### [Dataset content]
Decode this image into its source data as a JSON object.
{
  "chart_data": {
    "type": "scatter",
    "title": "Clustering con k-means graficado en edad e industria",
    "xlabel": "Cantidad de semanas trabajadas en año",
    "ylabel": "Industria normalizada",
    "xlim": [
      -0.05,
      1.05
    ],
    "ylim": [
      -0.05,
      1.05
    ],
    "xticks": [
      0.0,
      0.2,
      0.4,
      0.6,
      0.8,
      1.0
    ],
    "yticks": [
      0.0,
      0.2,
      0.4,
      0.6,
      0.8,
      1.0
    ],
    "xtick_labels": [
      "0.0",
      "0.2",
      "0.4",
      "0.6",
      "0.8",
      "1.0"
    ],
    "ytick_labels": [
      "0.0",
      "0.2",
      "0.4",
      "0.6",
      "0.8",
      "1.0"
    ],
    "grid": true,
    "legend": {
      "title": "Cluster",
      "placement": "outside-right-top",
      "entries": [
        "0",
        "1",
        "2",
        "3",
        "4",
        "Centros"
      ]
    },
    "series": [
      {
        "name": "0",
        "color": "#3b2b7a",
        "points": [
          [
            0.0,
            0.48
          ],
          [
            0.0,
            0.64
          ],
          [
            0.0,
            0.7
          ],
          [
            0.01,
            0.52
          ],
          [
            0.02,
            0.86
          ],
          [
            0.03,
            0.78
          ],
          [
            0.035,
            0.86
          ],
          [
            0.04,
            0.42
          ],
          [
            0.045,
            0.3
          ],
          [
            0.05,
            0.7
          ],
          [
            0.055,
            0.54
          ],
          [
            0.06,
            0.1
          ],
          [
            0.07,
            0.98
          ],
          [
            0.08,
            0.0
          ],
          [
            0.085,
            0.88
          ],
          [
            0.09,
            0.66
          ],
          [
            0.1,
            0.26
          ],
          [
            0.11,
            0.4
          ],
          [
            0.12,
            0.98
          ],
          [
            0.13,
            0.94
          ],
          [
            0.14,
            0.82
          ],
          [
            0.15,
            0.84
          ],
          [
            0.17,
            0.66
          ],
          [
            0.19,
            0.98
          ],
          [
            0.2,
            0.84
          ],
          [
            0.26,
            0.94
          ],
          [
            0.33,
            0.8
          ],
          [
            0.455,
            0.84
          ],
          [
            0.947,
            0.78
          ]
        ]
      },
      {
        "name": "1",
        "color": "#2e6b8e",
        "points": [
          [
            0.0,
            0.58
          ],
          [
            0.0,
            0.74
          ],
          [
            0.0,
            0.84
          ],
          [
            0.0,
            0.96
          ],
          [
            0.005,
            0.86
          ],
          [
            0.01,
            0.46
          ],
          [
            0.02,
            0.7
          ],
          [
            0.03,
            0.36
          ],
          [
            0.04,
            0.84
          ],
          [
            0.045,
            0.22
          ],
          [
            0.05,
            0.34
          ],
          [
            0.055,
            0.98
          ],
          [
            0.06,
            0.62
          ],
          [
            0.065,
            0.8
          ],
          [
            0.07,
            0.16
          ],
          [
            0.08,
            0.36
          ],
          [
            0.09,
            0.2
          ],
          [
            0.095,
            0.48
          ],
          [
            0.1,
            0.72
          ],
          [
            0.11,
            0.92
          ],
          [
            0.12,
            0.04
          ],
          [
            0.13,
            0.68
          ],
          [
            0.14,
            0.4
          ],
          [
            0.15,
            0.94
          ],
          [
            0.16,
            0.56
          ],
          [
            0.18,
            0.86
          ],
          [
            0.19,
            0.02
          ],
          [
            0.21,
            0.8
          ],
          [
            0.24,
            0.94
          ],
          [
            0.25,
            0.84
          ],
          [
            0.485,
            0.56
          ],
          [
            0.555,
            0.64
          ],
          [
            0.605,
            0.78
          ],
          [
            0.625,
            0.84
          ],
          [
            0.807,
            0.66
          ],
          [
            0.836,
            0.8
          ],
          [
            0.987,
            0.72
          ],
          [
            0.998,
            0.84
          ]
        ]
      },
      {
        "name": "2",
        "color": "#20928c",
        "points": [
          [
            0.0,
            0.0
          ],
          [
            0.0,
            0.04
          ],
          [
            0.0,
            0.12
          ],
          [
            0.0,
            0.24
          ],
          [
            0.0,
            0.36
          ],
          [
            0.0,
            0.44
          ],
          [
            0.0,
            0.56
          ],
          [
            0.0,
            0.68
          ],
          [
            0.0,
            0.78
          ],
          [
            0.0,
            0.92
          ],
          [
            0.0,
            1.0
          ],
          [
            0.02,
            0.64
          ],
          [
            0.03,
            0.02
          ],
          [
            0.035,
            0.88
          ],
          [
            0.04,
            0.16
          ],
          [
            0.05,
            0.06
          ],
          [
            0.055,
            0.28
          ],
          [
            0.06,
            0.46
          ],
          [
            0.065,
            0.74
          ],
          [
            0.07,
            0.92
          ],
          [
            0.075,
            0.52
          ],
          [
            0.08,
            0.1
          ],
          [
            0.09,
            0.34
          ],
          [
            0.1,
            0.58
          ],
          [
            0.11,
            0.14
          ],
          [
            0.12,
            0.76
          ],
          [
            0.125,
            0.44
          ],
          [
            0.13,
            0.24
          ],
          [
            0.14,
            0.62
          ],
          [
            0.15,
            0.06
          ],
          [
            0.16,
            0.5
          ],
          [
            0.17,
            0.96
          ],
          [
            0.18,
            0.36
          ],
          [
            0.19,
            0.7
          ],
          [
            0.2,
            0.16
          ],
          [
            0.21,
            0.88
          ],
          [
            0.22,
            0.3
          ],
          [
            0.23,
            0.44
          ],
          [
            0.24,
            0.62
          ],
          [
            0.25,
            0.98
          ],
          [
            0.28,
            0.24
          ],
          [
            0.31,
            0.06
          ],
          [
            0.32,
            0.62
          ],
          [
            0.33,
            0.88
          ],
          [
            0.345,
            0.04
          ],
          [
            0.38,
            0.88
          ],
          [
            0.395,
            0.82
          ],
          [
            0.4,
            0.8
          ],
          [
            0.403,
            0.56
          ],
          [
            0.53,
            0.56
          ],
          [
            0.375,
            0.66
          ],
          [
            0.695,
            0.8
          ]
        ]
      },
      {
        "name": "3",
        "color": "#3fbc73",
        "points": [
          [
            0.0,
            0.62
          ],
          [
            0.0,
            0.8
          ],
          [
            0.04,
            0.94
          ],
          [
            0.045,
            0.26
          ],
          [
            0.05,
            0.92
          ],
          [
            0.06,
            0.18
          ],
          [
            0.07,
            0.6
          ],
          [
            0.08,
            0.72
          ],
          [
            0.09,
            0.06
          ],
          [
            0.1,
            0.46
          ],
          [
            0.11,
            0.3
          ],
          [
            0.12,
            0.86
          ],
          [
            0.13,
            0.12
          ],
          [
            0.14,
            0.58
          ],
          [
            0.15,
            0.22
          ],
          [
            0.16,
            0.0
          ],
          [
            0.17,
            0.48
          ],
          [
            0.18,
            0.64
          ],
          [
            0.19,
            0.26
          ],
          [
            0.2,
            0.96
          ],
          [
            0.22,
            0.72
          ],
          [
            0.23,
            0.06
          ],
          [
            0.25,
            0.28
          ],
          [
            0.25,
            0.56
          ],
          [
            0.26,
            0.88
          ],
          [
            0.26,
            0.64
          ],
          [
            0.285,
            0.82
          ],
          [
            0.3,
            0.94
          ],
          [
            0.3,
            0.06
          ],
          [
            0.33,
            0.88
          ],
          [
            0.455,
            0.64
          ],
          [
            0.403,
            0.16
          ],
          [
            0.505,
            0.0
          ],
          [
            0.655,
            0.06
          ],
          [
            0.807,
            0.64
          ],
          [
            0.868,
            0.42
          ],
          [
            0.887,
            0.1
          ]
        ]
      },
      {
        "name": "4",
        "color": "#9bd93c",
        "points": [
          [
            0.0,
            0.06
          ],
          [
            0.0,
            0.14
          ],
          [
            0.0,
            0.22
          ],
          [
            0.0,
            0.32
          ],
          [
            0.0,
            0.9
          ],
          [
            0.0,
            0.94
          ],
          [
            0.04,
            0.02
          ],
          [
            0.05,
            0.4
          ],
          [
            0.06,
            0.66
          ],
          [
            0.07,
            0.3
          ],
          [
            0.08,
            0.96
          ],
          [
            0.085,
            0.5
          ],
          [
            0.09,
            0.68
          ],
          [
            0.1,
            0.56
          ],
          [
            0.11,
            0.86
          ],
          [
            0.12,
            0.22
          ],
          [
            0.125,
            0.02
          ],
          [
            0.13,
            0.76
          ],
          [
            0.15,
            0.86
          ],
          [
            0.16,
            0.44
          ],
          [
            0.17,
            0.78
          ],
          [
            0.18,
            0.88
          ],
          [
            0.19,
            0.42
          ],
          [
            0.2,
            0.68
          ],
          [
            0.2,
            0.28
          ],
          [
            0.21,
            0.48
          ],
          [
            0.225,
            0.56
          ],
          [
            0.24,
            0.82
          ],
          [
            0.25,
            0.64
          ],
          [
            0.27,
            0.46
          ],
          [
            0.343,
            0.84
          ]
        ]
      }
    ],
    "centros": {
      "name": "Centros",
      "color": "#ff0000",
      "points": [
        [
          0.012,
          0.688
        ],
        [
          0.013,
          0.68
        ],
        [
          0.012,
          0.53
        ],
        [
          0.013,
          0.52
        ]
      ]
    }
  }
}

### [What is needed]
Copy every line of the listing that includes the string "color".

### [Answer to the task]
        "color": "#3b2b7a",
        "color": "#2e6b8e",
        "color": "#20928c",
        "color": "#3fbc73",
        "color": "#9bd93c",
      "color": "#ff0000",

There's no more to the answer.